• What is required
Locate each line in the records containing "name". Copy it.

• Input material

——————

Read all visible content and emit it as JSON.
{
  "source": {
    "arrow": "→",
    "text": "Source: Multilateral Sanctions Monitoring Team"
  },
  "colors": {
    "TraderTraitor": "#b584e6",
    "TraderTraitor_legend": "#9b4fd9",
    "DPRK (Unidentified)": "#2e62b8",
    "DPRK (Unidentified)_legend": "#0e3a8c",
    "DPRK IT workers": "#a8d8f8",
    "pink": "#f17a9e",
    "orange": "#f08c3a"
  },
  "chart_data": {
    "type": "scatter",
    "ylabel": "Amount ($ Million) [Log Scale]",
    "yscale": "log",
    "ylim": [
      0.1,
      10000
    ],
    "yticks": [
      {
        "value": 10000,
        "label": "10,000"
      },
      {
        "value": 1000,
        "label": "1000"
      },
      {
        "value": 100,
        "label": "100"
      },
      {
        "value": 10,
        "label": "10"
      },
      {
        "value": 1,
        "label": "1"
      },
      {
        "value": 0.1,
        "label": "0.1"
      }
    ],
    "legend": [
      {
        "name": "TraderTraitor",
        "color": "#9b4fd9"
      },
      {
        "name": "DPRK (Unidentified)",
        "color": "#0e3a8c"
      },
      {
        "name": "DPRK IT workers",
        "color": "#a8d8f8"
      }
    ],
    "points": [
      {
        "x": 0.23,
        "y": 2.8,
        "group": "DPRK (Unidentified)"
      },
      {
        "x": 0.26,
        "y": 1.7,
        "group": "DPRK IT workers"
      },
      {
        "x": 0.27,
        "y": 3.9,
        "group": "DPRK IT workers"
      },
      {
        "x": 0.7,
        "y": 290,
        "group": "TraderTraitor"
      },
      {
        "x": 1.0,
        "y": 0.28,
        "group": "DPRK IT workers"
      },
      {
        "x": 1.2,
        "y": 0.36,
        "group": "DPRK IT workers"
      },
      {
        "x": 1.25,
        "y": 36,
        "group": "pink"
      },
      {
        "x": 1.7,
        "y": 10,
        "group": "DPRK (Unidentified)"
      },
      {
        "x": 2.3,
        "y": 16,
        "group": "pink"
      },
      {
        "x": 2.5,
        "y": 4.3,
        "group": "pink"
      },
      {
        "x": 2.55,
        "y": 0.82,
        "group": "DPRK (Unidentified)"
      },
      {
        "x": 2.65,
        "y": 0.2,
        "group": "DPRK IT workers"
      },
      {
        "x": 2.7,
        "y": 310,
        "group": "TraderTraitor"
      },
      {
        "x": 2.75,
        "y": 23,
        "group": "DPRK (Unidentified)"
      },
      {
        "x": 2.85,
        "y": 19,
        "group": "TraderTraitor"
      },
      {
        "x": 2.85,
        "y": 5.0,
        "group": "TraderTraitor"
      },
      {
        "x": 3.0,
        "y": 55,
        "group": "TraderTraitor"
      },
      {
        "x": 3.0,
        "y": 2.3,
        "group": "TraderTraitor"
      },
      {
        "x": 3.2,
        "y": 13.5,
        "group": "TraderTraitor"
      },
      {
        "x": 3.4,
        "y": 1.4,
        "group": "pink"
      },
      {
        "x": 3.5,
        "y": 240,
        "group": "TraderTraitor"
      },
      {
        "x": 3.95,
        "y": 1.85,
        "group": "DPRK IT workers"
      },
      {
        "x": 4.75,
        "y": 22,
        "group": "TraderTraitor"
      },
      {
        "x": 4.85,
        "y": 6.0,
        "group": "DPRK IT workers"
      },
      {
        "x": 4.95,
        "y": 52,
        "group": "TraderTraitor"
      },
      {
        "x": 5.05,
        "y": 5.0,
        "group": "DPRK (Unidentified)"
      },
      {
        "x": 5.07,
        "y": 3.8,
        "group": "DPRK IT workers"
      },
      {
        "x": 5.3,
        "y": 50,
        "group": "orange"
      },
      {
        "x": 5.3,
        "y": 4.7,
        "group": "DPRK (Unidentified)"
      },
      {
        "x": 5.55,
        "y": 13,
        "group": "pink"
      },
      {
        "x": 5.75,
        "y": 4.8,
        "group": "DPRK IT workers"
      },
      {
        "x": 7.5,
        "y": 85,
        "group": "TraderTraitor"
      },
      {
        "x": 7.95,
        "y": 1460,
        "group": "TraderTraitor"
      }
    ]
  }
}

——————

• Answer to this exercise
        "name": "TraderTraitor",
        "name": "DPRK (Unidentified)",
        "name": "DPRK IT workers",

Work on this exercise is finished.